(Collected data entries)
◆ ◆ ◆
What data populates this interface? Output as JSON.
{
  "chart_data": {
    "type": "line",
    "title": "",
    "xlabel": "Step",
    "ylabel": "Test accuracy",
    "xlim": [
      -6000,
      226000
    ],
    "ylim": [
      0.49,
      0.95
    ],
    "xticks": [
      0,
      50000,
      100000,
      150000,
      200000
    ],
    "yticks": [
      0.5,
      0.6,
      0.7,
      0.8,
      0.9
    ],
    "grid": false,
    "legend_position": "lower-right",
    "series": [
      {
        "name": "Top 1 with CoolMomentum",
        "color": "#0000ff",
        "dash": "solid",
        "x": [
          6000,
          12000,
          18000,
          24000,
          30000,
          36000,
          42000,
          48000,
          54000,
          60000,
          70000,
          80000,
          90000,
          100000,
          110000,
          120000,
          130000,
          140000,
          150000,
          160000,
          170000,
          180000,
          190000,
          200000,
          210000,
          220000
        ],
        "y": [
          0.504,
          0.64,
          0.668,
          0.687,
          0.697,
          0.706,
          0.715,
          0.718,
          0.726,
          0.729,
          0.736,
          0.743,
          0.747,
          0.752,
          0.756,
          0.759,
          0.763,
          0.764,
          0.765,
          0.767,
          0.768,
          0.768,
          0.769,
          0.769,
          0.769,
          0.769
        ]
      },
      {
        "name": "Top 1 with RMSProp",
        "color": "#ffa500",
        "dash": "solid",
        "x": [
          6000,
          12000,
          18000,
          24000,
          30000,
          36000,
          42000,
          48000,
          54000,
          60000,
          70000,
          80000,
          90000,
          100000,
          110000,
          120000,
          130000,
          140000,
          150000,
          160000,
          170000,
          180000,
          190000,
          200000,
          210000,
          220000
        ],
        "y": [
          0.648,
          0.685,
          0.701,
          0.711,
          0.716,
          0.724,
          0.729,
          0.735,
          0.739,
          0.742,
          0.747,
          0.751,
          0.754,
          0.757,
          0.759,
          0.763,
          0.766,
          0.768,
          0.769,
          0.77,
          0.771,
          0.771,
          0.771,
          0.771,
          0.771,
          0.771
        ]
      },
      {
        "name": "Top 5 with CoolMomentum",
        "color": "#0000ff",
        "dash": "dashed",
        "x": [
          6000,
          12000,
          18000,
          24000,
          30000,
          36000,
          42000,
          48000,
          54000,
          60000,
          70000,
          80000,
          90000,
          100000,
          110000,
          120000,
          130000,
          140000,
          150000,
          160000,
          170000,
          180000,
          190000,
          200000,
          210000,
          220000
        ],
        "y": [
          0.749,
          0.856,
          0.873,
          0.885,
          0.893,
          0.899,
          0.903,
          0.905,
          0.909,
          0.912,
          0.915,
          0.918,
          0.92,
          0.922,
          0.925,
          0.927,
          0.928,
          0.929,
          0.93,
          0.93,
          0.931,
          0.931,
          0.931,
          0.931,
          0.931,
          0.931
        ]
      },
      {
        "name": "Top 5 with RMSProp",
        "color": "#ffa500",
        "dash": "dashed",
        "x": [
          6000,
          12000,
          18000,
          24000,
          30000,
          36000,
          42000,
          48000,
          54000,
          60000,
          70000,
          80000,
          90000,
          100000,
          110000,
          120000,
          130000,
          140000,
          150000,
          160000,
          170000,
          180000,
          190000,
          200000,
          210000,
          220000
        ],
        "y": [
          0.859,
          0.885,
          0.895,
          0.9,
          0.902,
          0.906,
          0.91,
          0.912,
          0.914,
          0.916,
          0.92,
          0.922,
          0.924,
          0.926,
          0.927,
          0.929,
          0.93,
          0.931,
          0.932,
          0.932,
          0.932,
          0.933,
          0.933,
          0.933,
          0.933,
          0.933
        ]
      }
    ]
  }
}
◆ ◆ ◆
Set down all of the records shown above once more, exactly.

What data populates this interface? Output as JSON.
{
  "chart_data": {
    "type": "line",
    "title": "",
    "xlabel": "Step",
    "ylabel": "Test accuracy",
    "xlim": [
      -6000,
      226000
    ],
    "ylim": [
      0.49,
      0.95
    ],
    "xticks": [
      0,
      50000,
      100000,
      150000,
      200000
    ],
    "yticks": [
      0.5,
      0.6,
      0.7,
      0.8,
      0.9
    ],
    "grid": false,
    "legend_position": "lower-right",
    "series": [
      {
        "name": "Top 1 with CoolMomentum",
        "color": "#0000ff",
        "dash": "solid",
        "x": [
          6000,
          12000,
          18000,
          24000,
          30000,
          36000,
          42000,
          48000,
          54000,
          60000,
          70000,
          80000,
          90000,
          100000,
          110000,
          120000,
          130000,
          140000,
          150000,
          160000,
          170000,
          180000,
          190000,
          200000,
          210000,
          220000
        ],
        "y": [
          0.504,
          0.64,
          0.668,
          0.687,
          0.697,
          0.706,
          0.715,
          0.718,
          0.726,
          0.729,
          0.736,
          0.743,
          0.747,
          0.752,
          0.756,
          0.759,
          0.763,
          0.764,
          0.765,
          0.767,
          0.768,
          0.768,
          0.769,
          0.769,
          0.769,
          0.769
        ]
      },
      {
        "name": "Top 1 with RMSProp",
        "color": "#ffa500",
        "dash": "solid",
        "x": [
          6000,
          12000,
          18000,
          24000,
          30000,
          36000,
          42000,
          48000,
          54000,
          60000,
          70000,
          80000,
          90000,
          100000,
          110000,
          120000,
          130000,
          140000,
          150000,
          160000,
          170000,
          180000,
          190000,
          200000,
          210000,
          220000
        ],
        "y": [
          0.648,
          0.685,
          0.701,
          0.711,
          0.716,
          0.724,
          0.729,
          0.735,
          0.739,
          0.742,
          0.747,
          0.751,
          0.754,
          0.757,
          0.759,
          0.763,
          0.766,
          0.768,
          0.769,
          0.77,
          0.771,
          0.771,
          0.771,
          0.771,
          0.771,
          0.771
        ]
      },
      {
        "name": "Top 5 with CoolMomentum",
        "color": "#0000ff",
        "dash": "dashed",
        "x": [
          6000,
          12000,
          18000,
          24000,
          30000,
          36000,
          42000,
          48000,
          54000,
          60000,
          70000,
          80000,
          90000,
          100000,
          110000,
          120000,
          130000,
          140000,
          150000,
          160000,
          170000,
          180000,
          190000,
          200000,
          210000,
          220000
        ],
        "y": [
          0.749,
          0.856,
          0.873,
          0.885,
          0.893,
          0.899,
          0.903,
          0.905,
          0.909,
          0.912,
          0.915,
          0.918,
          0.92,
          0.922,
          0.925,
          0.927,
          0.928,
          0.929,
          0.93,
          0.93,
          0.931,
          0.931,
          0.931,
          0.931,
          0.931,
          0.931
        ]
      },
      {
        "name": "Top 5 with RMSProp",
        "color": "#ffa500",
        "dash": "dashed",
        "x": [
          6000,
          12000,
          18000,
          24000,
          30000,
          36000,
          42000,
          48000,
          54000,
          60000,
          70000,
          80000,
          90000,
          100000,
          110000,
          120000,
          130000,
          140000,
          150000,
          160000,
          170000,
          180000,
          190000,
          200000,
          210000,
          220000
        ],
        "y": [
          0.859,
          0.885,
          0.895,
          0.9,
          0.902,
          0.906,
          0.91,
          0.912,
          0.914,
          0.916,
          0.92,
          0.922,
          0.924,
          0.926,
          0.927,
          0.929,
          0.93,
          0.931,
          0.932,
          0.932,
          0.932,
          0.933,
          0.933,
          0.933,
          0.933,
          0.933
        ]
      }
    ]
  }
}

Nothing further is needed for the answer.